══ LISTING

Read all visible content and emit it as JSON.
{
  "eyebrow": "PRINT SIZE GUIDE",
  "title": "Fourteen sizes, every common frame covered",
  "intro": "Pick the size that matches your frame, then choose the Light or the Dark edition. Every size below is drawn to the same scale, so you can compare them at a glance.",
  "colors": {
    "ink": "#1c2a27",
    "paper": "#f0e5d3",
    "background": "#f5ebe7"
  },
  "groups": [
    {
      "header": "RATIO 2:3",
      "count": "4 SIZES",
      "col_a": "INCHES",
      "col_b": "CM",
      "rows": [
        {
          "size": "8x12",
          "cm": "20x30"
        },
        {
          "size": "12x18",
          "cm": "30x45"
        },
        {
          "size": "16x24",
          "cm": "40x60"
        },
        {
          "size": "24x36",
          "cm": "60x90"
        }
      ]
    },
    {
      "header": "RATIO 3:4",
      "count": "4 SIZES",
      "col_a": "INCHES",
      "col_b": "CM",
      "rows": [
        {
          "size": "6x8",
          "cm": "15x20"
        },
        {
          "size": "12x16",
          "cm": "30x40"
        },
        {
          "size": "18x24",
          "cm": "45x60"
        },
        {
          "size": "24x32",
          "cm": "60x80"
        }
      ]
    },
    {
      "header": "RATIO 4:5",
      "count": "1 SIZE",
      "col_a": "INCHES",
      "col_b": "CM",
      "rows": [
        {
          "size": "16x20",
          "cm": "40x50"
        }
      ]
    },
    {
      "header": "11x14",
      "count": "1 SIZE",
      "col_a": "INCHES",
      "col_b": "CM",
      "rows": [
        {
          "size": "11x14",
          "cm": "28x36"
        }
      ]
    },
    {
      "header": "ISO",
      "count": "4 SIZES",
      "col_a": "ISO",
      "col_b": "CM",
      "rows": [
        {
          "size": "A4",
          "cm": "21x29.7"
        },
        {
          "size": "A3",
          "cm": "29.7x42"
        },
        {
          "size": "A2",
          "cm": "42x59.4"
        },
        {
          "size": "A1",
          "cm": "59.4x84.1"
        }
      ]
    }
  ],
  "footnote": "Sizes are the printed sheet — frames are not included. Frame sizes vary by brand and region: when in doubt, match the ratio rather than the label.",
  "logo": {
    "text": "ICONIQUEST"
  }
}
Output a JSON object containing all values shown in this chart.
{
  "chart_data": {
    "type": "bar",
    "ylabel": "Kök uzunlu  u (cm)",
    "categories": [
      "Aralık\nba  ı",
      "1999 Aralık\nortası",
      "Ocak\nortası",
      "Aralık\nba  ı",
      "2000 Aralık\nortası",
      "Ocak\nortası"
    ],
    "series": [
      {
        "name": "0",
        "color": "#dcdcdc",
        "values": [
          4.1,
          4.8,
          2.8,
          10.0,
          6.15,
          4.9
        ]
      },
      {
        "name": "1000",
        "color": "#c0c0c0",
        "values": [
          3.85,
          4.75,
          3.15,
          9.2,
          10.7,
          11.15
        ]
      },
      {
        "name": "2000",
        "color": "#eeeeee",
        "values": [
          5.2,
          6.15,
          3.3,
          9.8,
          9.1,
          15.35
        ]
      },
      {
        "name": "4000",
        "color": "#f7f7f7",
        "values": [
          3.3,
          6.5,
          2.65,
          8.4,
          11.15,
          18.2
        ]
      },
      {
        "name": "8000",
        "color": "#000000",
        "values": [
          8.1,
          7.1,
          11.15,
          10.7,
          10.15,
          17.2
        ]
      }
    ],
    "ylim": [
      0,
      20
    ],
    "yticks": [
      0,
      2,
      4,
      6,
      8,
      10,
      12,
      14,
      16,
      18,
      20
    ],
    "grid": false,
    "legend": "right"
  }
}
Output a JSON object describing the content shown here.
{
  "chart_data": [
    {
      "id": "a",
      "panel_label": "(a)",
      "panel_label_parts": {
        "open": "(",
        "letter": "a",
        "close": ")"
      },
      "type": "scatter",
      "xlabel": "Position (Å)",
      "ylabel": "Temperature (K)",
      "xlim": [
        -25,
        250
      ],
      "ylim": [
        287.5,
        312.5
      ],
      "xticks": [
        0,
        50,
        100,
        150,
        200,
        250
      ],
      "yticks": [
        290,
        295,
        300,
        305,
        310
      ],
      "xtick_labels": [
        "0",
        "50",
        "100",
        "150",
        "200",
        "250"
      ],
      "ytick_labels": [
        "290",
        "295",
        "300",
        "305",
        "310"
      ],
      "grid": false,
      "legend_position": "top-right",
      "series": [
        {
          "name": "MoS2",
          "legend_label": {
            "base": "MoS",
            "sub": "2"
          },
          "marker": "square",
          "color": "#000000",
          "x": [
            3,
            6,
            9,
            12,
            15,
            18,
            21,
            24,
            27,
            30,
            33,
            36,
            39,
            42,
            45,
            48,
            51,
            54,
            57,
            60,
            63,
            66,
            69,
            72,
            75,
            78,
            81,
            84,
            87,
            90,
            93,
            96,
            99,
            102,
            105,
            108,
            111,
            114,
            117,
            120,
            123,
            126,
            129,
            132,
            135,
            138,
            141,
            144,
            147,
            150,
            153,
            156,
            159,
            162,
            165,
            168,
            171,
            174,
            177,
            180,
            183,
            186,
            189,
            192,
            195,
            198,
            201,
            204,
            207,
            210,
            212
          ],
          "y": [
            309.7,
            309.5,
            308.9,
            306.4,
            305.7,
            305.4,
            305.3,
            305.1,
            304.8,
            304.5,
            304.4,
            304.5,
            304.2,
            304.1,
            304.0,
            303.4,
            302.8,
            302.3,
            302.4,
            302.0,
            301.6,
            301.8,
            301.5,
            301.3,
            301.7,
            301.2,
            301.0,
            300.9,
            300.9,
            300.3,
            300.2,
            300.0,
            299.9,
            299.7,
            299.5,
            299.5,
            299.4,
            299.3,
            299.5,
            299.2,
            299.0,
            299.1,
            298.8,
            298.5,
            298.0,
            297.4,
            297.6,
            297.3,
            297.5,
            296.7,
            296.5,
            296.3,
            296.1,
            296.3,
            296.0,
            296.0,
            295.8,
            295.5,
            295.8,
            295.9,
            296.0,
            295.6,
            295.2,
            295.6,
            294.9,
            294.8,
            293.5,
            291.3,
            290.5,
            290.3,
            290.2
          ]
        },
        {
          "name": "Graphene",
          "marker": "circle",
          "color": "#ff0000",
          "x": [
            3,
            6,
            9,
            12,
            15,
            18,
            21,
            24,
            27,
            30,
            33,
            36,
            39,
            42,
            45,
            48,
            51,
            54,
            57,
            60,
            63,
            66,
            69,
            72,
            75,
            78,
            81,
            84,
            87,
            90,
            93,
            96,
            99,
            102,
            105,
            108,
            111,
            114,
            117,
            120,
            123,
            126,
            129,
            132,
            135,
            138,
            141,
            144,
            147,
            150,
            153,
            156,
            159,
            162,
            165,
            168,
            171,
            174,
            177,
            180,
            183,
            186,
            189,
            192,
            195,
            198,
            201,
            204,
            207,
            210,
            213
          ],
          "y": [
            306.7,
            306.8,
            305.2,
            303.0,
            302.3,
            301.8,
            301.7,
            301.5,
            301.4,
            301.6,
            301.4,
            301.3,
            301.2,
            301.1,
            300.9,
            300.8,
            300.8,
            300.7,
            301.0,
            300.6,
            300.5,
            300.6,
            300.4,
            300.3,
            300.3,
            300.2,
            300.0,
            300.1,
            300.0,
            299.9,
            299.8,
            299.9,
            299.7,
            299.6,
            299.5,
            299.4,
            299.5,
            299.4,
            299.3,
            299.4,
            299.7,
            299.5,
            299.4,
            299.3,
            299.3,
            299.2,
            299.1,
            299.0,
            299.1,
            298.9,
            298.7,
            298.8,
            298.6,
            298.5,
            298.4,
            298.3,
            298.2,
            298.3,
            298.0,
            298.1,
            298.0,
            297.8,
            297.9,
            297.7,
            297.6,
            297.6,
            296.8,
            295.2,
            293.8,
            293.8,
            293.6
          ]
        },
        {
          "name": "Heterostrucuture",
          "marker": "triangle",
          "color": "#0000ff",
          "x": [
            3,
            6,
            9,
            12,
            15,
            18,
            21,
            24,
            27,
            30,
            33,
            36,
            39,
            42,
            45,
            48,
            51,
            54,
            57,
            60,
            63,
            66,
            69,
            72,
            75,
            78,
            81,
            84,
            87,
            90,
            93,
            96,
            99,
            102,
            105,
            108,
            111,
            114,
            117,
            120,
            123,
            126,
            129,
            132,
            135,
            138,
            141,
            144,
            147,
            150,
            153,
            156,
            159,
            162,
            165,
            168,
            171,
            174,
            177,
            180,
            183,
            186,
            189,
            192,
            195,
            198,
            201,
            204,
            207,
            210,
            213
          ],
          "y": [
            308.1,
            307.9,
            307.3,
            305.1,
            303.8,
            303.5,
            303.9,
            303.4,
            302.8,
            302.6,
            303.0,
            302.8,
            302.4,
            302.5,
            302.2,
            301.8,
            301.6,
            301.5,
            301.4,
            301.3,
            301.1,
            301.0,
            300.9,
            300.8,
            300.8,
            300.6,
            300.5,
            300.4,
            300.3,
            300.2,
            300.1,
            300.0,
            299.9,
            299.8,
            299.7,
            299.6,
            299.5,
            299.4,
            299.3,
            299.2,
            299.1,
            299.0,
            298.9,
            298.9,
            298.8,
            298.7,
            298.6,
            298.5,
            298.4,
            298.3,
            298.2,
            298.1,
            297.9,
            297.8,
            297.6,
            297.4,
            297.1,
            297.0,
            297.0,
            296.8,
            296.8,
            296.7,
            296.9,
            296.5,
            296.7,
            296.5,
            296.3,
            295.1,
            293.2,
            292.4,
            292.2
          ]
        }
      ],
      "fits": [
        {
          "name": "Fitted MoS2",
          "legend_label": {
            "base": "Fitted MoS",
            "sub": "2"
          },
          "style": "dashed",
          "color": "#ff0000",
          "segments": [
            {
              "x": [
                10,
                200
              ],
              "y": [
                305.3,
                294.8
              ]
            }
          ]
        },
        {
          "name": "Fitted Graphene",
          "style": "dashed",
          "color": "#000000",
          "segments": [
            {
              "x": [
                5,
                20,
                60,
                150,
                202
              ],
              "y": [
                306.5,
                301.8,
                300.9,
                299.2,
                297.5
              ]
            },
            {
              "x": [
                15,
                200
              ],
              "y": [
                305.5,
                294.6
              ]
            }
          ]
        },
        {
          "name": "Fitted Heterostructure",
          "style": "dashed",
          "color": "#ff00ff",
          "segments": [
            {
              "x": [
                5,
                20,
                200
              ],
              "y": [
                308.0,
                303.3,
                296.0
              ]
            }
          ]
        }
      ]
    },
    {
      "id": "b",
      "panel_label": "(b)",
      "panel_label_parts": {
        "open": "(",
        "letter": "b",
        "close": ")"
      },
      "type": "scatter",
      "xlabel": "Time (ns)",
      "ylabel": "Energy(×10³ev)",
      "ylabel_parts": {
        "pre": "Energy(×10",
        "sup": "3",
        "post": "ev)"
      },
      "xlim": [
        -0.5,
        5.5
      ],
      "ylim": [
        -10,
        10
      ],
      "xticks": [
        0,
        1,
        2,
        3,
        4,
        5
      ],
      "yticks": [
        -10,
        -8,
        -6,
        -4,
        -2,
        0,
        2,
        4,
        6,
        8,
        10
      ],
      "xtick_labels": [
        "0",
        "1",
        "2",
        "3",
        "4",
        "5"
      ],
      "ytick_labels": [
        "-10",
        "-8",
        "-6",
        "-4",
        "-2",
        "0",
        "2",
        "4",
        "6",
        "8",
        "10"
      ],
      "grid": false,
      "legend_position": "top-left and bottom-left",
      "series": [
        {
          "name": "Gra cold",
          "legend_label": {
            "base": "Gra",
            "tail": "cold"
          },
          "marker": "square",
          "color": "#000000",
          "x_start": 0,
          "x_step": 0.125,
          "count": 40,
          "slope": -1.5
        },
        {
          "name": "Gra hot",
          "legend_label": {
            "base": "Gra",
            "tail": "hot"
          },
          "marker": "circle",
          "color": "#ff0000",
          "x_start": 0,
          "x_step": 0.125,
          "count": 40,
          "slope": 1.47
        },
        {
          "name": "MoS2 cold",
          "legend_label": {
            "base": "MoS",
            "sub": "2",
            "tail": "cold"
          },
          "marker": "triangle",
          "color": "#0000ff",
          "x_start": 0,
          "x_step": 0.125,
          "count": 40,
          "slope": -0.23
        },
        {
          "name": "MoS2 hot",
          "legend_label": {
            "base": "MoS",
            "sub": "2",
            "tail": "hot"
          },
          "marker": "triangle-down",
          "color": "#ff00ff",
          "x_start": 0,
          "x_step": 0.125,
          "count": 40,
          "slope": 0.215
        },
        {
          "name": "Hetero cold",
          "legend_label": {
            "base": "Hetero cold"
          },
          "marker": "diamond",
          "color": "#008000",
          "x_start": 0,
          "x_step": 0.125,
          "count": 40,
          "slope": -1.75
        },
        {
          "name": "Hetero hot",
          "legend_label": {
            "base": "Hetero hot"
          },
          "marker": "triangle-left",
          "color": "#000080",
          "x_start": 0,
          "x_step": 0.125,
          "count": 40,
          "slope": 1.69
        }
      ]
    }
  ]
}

════
══ LISTING

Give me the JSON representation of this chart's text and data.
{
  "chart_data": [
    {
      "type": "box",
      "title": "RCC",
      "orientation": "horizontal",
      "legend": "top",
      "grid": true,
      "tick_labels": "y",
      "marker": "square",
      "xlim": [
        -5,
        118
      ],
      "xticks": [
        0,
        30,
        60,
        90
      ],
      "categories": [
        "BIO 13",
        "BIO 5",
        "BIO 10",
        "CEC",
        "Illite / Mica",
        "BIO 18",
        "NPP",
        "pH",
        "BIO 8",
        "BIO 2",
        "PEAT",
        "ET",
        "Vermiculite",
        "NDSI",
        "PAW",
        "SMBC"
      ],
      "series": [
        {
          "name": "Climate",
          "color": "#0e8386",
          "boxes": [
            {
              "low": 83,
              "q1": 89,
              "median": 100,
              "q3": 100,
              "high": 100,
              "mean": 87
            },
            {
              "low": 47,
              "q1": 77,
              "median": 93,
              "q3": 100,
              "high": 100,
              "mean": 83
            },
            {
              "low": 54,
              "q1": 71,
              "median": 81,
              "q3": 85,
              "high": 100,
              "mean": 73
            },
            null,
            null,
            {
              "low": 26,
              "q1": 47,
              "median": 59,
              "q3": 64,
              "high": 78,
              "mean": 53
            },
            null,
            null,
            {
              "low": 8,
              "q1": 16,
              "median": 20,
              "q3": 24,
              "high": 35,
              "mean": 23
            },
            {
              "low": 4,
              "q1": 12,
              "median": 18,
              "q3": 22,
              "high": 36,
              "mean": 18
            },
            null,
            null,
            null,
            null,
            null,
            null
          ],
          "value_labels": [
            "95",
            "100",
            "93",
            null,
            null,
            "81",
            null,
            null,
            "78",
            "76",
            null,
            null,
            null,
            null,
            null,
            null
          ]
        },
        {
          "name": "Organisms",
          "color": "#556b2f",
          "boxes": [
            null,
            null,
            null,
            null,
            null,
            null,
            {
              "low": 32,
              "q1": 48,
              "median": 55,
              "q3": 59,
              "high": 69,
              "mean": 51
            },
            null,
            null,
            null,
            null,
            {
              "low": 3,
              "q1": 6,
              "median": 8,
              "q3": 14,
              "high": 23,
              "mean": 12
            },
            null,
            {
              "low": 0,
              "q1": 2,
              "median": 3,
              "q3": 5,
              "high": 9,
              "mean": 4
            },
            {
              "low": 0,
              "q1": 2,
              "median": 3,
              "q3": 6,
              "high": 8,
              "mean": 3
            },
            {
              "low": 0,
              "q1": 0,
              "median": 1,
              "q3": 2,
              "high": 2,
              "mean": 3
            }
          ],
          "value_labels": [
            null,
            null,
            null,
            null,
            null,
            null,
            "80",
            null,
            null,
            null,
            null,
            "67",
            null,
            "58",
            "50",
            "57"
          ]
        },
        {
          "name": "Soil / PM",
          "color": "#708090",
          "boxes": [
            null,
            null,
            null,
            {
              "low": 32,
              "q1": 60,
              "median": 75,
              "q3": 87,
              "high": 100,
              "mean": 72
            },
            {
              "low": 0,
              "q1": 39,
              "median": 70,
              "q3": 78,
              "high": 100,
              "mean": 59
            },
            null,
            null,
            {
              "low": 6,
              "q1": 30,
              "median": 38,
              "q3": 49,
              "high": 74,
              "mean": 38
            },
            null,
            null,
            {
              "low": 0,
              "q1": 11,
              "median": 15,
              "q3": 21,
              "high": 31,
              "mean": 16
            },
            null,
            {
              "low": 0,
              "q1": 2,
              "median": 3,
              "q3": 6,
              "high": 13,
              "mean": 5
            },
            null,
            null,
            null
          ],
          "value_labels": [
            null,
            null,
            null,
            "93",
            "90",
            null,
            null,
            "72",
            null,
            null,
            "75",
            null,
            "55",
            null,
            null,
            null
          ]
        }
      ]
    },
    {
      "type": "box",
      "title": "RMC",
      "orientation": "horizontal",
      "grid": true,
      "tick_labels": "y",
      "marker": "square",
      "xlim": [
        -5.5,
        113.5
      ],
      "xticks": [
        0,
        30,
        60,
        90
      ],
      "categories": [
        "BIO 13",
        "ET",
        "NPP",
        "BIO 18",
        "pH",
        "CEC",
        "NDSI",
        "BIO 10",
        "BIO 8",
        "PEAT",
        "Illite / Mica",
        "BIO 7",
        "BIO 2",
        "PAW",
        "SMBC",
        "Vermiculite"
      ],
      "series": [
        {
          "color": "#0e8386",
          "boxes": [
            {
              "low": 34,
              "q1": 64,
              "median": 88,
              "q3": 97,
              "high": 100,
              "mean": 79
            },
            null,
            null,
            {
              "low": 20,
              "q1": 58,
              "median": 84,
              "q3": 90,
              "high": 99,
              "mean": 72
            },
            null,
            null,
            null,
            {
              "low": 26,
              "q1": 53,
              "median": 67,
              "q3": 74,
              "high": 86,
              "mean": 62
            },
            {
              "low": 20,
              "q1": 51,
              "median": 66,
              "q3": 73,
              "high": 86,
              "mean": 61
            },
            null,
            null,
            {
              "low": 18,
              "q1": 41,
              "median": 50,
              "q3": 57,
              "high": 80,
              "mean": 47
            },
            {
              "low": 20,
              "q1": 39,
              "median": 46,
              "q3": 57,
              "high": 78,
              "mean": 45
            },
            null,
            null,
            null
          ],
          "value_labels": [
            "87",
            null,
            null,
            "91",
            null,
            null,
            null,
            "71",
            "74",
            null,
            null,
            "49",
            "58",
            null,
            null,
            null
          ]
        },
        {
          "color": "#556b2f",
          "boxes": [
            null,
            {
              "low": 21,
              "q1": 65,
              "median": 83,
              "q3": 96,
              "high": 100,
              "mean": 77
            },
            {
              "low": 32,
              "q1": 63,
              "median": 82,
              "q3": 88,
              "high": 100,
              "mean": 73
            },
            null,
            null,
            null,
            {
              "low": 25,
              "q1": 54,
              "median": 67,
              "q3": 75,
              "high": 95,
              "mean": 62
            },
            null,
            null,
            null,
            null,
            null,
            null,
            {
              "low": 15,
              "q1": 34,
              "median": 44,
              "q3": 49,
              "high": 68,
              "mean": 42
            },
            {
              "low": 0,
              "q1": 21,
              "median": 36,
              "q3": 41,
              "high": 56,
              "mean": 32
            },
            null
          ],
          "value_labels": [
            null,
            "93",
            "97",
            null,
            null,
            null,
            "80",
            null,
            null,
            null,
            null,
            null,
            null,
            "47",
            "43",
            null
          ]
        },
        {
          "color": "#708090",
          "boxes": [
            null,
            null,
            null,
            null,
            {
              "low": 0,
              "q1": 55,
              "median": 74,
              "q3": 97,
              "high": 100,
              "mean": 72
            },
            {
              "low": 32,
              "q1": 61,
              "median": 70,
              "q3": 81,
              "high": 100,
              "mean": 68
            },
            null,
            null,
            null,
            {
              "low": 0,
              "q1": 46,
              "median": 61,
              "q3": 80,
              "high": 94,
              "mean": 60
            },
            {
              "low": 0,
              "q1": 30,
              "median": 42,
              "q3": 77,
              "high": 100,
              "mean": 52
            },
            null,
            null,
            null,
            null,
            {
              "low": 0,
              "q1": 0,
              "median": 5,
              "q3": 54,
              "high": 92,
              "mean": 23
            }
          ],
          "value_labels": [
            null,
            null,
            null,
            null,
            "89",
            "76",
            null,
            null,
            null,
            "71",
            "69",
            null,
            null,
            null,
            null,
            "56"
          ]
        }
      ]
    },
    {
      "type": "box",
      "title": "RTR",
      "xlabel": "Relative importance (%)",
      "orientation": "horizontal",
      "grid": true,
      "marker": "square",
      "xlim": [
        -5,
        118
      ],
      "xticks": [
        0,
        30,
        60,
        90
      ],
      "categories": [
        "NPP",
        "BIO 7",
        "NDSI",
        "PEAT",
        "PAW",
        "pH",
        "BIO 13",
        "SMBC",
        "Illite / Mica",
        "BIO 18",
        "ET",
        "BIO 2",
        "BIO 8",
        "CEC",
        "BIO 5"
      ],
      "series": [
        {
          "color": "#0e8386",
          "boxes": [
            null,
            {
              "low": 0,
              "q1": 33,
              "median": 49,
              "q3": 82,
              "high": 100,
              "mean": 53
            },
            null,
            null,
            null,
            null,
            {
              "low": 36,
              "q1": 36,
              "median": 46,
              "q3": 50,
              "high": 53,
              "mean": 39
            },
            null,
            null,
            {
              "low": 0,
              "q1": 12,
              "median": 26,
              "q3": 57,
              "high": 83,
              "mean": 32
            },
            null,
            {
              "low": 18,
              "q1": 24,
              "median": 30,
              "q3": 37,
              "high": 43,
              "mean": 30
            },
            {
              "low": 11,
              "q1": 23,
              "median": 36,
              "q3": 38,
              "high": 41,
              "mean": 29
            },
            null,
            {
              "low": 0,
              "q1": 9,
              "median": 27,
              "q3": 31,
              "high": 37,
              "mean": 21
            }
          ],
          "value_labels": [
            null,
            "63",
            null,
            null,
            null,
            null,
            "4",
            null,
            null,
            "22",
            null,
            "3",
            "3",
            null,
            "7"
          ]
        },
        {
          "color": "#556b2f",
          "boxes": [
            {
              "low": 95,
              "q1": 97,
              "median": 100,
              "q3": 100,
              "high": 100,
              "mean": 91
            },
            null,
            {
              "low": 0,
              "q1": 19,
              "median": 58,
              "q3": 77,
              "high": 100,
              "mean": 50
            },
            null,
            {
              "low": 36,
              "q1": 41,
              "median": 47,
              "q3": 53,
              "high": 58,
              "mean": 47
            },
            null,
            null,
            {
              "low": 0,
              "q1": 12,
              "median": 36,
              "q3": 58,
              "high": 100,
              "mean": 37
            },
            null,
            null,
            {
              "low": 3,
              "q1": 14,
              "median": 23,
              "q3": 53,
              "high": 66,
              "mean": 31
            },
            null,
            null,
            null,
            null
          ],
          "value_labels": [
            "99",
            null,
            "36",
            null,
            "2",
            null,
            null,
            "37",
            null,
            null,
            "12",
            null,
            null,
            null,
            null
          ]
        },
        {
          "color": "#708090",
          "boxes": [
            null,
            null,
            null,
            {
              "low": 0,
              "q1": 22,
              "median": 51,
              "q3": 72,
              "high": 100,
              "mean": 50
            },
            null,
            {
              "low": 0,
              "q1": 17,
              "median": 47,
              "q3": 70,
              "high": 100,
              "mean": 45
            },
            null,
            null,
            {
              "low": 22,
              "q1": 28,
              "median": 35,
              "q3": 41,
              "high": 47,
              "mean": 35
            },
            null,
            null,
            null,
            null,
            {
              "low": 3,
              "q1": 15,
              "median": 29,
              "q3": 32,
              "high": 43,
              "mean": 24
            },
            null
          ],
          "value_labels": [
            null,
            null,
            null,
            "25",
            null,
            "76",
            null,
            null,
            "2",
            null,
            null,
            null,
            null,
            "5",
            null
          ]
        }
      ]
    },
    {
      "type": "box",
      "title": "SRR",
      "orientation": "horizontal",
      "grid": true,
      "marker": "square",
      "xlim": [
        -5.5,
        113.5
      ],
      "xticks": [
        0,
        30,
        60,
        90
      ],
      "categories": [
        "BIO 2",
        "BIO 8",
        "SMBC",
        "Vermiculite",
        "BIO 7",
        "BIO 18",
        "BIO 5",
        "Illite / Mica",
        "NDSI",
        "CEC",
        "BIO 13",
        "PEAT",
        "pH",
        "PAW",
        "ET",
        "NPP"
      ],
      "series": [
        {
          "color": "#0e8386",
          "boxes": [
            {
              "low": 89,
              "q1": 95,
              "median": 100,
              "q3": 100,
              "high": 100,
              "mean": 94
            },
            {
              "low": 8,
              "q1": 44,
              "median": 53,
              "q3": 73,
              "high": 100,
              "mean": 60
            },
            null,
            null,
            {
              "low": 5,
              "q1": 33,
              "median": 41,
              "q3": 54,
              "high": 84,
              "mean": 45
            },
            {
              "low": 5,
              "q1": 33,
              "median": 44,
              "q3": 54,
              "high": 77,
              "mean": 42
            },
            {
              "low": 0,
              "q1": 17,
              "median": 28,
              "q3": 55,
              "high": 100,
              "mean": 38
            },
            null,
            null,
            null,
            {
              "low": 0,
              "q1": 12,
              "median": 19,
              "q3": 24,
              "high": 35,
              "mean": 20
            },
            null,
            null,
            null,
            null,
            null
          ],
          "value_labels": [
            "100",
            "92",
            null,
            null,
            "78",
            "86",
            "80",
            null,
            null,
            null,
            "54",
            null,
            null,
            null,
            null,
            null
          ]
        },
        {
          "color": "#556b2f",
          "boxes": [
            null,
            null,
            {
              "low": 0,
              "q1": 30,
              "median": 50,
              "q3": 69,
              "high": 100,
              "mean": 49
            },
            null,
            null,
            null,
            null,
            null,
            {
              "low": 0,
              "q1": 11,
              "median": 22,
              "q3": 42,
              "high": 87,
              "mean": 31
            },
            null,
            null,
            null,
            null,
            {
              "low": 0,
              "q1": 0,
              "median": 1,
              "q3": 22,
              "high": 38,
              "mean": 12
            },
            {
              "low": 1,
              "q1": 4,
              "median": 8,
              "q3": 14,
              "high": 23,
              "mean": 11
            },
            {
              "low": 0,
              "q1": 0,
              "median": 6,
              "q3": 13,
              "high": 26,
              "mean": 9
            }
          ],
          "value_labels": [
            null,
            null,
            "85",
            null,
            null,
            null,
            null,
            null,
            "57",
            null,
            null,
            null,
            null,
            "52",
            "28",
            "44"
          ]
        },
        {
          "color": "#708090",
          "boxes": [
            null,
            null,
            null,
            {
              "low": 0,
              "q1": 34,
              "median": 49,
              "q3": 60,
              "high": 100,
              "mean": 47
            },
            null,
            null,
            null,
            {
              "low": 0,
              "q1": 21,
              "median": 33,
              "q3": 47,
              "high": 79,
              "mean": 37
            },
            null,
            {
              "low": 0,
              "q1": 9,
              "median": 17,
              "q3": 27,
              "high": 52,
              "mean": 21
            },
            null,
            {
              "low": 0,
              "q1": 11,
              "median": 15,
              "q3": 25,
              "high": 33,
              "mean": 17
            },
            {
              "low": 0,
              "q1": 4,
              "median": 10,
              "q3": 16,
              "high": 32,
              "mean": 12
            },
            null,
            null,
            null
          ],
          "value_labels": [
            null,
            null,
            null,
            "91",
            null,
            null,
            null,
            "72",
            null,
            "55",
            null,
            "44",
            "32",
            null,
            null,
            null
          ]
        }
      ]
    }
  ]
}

════

## AIM
In the data above, how many lines contain the string "left"? Answer with the number only.

## WORKED ANSWER
2